[Description of the task]
Across the material below, how many lines contain the word "настольный"? Give only the number.

——

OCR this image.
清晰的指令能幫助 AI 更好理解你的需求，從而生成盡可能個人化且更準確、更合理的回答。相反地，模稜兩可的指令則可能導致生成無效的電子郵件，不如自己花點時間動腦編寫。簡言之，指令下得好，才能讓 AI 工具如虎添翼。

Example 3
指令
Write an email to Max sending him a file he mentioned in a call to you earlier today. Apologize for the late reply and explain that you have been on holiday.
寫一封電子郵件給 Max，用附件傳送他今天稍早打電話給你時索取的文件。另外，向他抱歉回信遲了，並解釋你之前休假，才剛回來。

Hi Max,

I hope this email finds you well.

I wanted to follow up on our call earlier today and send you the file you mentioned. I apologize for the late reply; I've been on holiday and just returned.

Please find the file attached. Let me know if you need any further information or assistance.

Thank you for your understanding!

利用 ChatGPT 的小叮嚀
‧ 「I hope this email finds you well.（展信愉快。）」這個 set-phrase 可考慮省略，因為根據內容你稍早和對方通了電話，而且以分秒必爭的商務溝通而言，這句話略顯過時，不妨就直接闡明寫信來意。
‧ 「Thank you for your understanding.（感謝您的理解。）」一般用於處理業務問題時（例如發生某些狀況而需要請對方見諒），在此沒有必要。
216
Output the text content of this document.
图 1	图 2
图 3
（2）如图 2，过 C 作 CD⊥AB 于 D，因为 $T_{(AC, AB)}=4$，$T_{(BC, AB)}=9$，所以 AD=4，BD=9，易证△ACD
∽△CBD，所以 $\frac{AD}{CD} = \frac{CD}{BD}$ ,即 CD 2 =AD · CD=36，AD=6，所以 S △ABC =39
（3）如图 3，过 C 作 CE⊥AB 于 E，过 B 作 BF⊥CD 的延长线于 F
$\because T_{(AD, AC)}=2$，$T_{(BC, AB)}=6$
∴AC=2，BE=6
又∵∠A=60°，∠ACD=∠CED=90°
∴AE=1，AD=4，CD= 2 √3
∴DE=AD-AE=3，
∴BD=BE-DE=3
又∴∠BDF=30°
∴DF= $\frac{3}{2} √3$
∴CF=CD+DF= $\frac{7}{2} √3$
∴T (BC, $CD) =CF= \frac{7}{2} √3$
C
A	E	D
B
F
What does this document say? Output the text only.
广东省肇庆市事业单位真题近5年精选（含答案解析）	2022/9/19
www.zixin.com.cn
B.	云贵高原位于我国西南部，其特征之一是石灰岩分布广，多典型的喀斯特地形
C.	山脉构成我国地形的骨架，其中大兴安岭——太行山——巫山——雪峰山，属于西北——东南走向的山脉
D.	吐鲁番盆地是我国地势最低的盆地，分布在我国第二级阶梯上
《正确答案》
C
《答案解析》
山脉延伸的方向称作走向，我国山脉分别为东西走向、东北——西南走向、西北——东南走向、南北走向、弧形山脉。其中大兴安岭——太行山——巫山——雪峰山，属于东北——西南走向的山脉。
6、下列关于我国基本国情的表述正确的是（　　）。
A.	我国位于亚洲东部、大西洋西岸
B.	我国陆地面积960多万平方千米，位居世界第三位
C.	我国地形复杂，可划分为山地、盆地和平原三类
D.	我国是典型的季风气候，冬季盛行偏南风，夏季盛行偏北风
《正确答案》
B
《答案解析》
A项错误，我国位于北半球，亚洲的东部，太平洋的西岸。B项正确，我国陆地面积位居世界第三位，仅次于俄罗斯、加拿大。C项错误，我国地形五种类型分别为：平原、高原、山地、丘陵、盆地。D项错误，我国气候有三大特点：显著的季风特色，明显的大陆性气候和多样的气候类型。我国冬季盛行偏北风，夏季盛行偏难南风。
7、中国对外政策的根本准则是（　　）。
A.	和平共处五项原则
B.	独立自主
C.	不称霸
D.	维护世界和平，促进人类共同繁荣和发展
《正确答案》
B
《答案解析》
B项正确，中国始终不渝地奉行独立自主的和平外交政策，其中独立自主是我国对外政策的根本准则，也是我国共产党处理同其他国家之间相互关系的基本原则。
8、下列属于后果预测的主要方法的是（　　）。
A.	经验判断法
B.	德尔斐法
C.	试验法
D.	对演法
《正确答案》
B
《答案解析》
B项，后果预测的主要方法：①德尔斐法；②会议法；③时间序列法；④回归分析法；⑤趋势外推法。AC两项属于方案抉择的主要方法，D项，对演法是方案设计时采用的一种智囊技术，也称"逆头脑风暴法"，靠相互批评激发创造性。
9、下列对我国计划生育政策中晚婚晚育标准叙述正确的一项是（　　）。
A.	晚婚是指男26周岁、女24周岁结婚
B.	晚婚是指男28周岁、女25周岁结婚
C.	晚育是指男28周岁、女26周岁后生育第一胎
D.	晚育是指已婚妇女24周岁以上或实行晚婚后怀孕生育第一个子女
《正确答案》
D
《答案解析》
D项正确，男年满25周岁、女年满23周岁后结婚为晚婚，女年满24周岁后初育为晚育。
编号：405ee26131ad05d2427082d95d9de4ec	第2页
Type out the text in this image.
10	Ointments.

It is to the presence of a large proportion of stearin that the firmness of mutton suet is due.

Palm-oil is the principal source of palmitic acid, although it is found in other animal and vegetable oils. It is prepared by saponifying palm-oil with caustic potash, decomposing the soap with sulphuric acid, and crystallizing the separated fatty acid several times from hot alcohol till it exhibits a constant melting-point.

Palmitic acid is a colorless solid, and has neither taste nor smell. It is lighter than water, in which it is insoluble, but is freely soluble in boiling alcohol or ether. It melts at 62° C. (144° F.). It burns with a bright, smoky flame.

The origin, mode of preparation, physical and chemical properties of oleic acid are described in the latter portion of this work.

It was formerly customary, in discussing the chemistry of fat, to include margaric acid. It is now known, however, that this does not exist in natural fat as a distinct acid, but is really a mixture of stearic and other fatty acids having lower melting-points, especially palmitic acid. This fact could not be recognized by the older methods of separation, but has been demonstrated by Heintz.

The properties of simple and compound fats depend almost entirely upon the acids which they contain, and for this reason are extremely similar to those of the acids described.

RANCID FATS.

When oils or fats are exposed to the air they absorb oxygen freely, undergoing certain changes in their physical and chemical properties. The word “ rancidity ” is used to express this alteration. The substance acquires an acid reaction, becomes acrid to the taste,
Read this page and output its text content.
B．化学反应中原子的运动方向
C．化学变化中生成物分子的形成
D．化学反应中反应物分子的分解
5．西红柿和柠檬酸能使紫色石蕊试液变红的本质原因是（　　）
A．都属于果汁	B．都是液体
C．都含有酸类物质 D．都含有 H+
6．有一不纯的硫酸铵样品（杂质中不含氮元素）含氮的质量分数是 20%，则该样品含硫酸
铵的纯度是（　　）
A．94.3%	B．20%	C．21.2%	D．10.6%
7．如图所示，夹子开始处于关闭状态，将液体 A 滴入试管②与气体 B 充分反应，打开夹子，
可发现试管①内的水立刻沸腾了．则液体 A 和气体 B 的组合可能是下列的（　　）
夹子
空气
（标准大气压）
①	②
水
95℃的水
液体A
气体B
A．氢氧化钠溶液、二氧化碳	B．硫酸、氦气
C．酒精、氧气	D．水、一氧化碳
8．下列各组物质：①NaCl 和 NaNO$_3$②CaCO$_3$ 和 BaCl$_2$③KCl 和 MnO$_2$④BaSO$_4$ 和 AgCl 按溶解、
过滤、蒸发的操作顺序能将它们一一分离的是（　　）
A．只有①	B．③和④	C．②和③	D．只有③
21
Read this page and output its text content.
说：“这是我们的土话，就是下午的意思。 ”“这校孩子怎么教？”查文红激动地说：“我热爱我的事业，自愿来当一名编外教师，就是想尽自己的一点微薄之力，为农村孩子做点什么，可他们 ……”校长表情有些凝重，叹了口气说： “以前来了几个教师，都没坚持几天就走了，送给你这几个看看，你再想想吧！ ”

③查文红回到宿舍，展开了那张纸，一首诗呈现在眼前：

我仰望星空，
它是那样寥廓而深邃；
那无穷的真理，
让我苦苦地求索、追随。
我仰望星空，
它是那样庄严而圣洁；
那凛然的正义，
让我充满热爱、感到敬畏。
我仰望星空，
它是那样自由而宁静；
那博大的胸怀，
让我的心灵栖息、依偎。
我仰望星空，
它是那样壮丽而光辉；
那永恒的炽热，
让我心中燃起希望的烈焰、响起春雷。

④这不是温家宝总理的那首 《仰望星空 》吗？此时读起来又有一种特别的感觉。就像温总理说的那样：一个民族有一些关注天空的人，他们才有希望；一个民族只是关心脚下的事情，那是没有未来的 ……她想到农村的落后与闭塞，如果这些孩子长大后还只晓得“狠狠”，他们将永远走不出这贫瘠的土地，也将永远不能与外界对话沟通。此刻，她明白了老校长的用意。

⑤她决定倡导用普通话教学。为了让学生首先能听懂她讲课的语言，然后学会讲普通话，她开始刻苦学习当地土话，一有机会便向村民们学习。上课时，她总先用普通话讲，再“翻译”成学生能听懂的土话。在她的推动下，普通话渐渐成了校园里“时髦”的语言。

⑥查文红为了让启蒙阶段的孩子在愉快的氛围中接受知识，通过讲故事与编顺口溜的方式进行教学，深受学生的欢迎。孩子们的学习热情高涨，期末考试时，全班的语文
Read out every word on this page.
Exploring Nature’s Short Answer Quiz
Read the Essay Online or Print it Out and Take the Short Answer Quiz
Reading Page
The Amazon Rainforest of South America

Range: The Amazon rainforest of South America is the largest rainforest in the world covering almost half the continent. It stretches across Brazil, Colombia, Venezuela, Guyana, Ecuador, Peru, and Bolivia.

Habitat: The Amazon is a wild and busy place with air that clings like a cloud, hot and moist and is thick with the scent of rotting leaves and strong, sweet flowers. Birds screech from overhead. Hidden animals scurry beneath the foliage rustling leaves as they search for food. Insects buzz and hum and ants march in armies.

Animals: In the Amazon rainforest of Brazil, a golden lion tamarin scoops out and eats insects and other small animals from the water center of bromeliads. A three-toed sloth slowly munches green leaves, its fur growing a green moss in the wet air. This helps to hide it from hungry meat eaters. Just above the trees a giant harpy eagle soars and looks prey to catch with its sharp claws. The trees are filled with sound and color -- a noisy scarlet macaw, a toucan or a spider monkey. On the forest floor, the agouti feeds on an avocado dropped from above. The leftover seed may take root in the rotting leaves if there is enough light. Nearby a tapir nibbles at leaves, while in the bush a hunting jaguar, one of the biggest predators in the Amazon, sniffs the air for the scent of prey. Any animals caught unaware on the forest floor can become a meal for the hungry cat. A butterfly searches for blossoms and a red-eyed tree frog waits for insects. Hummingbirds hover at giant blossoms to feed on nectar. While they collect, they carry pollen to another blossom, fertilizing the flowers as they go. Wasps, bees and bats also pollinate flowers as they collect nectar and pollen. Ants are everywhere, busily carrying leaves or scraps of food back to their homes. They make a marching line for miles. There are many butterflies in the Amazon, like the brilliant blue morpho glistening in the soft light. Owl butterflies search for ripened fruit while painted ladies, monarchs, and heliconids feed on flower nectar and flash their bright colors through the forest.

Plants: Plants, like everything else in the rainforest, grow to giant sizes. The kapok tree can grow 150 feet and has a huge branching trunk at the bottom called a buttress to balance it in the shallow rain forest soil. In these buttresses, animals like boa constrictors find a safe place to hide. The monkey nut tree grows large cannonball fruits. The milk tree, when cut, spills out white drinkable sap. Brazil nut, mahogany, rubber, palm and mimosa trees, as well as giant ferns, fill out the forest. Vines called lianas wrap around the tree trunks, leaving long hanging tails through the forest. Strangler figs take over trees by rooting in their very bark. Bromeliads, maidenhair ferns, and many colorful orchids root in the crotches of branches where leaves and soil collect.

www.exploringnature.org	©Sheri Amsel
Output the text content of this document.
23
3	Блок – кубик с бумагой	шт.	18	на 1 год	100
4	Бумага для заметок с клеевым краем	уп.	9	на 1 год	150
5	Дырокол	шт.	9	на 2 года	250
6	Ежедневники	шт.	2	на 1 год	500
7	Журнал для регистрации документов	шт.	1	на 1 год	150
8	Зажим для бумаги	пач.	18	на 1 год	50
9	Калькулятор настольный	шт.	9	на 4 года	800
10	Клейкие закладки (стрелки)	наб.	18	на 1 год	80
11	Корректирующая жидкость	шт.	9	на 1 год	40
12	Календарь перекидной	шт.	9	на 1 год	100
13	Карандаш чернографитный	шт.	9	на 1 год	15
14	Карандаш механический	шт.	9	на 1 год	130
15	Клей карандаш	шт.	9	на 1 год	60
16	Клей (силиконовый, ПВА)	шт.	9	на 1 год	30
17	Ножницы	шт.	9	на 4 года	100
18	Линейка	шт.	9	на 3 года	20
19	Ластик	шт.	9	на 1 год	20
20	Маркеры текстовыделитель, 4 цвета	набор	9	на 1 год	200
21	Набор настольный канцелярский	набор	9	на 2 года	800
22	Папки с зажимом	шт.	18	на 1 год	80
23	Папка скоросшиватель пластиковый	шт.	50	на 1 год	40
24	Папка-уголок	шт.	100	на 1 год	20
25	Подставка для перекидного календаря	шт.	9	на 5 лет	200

——

[Written solution]
2